→ **Dataset listings of figures**:

━━━━━━━━━━━━━━━━━━━━

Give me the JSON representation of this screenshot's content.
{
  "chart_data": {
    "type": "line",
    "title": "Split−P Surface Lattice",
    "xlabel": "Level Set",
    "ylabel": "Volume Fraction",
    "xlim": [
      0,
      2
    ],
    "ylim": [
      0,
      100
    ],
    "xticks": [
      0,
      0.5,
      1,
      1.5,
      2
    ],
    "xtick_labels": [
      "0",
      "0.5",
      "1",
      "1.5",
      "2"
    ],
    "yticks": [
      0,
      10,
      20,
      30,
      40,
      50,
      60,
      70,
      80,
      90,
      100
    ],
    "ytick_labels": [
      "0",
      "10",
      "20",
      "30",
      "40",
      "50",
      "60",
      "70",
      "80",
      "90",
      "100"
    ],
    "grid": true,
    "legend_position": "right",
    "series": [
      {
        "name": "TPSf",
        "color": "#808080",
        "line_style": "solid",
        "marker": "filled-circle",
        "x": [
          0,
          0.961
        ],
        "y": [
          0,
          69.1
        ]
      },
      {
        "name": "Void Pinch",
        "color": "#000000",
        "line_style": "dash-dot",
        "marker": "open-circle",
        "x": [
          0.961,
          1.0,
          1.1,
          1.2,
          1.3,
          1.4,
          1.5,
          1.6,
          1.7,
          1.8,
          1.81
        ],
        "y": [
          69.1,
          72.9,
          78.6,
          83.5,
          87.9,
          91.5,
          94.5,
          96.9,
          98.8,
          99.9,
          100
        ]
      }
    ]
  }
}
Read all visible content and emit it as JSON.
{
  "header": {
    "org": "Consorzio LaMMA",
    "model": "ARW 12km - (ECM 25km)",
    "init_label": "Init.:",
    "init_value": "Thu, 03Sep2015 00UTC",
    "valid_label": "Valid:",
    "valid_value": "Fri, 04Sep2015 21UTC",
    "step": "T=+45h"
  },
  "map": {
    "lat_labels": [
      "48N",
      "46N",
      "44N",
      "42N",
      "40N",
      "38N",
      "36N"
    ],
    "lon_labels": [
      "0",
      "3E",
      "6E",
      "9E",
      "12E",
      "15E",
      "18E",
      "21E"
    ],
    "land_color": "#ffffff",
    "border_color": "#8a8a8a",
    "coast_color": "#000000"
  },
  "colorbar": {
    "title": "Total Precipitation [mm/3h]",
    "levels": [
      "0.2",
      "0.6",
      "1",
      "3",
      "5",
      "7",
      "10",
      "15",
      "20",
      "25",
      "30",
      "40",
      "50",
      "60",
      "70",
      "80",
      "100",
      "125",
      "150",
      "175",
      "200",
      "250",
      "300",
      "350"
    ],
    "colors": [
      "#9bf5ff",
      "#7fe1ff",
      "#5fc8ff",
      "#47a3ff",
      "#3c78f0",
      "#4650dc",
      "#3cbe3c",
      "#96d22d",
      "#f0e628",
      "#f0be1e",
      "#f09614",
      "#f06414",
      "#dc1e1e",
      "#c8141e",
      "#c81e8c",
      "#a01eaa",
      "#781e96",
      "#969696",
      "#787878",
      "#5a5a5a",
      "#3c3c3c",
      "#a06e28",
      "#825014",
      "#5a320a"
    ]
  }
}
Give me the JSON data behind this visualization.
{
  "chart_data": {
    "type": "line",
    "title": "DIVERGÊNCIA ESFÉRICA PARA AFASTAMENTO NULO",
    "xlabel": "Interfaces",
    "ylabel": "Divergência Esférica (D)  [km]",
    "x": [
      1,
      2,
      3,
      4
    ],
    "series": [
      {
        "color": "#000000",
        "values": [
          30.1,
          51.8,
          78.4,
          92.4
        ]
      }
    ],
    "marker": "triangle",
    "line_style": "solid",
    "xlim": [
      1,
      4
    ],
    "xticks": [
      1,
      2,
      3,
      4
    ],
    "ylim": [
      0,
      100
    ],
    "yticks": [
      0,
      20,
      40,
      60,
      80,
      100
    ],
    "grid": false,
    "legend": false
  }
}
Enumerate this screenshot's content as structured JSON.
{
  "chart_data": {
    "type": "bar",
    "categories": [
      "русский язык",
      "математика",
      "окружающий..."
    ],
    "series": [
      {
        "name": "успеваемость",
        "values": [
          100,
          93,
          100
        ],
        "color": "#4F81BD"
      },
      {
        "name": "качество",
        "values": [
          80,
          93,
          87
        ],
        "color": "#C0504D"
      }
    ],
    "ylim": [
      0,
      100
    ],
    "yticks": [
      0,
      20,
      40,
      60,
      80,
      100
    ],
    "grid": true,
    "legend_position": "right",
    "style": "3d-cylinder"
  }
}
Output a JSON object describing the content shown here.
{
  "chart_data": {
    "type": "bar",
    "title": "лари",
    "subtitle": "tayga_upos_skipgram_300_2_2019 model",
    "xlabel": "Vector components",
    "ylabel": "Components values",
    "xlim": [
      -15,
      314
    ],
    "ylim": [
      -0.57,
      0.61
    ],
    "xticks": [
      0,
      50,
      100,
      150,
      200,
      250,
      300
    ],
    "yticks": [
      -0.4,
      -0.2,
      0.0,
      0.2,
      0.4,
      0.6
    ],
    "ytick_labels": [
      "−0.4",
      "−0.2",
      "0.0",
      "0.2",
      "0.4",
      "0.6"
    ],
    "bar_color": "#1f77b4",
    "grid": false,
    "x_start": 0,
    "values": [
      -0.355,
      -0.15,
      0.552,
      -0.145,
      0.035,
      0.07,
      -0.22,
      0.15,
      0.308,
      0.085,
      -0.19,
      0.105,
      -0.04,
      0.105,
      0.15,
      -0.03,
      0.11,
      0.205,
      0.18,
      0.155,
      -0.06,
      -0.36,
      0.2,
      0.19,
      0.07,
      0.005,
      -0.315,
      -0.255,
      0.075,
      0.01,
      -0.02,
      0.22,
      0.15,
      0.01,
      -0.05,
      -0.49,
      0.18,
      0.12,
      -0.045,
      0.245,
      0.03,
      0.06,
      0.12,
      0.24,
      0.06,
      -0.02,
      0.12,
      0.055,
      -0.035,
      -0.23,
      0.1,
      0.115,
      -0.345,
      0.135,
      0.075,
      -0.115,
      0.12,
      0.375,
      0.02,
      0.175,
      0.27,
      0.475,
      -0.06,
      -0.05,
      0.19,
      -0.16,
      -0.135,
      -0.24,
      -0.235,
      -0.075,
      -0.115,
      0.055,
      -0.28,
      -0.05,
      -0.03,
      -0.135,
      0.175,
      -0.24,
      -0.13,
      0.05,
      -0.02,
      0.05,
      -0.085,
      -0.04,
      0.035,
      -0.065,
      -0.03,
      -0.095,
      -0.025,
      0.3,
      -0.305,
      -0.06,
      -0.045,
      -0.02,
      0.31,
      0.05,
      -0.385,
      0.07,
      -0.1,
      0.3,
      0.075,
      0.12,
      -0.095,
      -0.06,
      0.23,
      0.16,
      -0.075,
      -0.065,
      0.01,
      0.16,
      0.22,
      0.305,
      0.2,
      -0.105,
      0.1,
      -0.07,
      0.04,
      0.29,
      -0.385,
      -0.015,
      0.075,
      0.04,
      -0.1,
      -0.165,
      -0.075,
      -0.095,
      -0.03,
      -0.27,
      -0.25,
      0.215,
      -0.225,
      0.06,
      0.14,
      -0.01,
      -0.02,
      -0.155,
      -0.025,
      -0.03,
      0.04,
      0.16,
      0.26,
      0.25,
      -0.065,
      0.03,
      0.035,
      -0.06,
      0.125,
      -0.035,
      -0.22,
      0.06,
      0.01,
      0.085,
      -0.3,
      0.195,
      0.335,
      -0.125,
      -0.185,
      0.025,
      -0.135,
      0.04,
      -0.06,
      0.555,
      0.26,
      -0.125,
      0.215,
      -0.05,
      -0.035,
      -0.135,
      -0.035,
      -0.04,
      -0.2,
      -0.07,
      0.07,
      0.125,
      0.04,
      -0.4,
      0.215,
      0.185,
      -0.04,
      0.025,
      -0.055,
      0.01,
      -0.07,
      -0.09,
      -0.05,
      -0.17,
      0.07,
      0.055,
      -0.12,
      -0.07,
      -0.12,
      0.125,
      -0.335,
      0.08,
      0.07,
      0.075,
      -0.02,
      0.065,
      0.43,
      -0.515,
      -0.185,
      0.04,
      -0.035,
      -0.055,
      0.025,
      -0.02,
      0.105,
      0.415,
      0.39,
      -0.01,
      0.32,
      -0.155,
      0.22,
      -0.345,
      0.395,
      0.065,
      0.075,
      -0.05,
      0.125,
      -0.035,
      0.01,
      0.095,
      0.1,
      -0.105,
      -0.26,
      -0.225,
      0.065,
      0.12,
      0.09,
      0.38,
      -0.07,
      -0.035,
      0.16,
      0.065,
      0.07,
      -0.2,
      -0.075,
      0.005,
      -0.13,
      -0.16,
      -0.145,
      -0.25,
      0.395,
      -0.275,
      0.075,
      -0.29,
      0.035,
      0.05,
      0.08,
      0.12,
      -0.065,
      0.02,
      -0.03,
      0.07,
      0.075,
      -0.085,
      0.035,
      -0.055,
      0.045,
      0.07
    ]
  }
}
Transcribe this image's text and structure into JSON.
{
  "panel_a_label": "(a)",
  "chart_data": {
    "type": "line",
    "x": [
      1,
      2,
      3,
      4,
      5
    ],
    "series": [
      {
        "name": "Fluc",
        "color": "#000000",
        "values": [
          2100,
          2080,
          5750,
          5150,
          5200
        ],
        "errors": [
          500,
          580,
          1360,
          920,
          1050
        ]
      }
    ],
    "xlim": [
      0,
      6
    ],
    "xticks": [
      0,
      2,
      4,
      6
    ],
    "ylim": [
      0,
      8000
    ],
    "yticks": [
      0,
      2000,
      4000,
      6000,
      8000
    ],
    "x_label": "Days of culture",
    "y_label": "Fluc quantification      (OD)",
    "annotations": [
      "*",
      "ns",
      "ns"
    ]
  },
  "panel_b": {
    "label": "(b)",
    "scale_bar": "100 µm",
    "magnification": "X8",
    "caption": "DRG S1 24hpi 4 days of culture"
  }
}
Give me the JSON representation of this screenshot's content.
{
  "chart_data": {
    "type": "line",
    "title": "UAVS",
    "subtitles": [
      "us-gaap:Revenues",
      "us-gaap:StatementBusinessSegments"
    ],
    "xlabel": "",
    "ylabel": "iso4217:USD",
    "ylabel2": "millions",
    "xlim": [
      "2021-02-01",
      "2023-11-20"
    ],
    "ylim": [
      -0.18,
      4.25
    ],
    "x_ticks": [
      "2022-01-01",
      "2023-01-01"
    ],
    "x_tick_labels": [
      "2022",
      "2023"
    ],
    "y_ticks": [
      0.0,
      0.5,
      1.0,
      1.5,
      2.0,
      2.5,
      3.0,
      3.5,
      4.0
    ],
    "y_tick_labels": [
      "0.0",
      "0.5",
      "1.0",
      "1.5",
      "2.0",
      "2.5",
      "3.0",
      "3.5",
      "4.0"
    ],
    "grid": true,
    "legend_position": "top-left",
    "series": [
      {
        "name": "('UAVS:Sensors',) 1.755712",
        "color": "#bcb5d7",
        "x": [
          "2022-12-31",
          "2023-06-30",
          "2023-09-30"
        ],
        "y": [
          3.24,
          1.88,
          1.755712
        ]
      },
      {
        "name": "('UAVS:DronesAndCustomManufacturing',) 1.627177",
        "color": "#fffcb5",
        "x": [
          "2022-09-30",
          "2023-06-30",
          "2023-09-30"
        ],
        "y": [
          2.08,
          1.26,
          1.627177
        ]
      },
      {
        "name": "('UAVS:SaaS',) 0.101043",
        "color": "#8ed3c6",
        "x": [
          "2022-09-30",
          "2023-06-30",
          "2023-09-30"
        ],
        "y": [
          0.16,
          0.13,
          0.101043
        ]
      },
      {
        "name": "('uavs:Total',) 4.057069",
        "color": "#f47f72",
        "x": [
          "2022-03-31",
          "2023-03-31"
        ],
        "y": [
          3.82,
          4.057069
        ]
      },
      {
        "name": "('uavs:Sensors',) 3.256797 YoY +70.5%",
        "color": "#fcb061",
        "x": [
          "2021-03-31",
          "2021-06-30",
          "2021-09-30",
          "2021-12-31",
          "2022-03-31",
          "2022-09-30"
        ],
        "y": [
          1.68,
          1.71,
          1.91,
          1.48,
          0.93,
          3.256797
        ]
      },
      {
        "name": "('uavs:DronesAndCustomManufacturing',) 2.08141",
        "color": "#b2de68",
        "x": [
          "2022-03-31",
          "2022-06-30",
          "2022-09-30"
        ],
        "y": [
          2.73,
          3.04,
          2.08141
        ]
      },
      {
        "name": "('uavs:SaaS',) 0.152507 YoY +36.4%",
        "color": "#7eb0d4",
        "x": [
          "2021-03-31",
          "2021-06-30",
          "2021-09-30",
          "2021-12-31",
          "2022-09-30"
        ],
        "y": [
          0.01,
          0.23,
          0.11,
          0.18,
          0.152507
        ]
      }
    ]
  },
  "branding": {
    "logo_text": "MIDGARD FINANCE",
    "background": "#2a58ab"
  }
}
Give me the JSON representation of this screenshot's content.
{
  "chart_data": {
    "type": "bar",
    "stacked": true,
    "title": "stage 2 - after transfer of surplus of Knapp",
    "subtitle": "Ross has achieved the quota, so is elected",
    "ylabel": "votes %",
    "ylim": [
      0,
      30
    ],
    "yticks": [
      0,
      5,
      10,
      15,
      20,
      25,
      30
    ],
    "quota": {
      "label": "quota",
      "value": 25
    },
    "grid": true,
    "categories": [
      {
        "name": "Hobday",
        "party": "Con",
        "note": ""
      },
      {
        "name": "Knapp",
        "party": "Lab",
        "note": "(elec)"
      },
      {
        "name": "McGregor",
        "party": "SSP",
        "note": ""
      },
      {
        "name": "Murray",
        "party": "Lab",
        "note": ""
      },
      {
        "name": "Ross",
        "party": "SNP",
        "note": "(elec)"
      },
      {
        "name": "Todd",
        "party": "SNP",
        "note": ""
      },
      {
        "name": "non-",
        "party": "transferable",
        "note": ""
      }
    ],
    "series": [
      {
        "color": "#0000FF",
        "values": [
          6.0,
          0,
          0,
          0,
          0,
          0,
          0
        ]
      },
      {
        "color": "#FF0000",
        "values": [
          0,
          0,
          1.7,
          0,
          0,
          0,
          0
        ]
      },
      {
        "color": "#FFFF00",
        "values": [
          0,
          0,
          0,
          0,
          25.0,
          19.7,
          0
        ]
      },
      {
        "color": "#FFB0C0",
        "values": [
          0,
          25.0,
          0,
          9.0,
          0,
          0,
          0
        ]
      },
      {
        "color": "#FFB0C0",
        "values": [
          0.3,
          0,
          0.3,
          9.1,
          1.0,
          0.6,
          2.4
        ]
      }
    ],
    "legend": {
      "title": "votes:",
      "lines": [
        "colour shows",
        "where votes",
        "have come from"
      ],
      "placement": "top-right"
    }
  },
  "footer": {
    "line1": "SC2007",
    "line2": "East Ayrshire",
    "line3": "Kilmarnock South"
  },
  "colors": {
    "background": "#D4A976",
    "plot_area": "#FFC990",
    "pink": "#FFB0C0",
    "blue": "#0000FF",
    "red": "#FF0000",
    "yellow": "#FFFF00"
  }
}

━━━━━━━━━━━━━━━━━━━━

→ **Work to be completed**:
Return only those lines of the records that contain the string "Knapp".

→ **Exercise response**:
    "title": "stage 2 - after transfer of surplus of Knapp",
        "name": "Knapp",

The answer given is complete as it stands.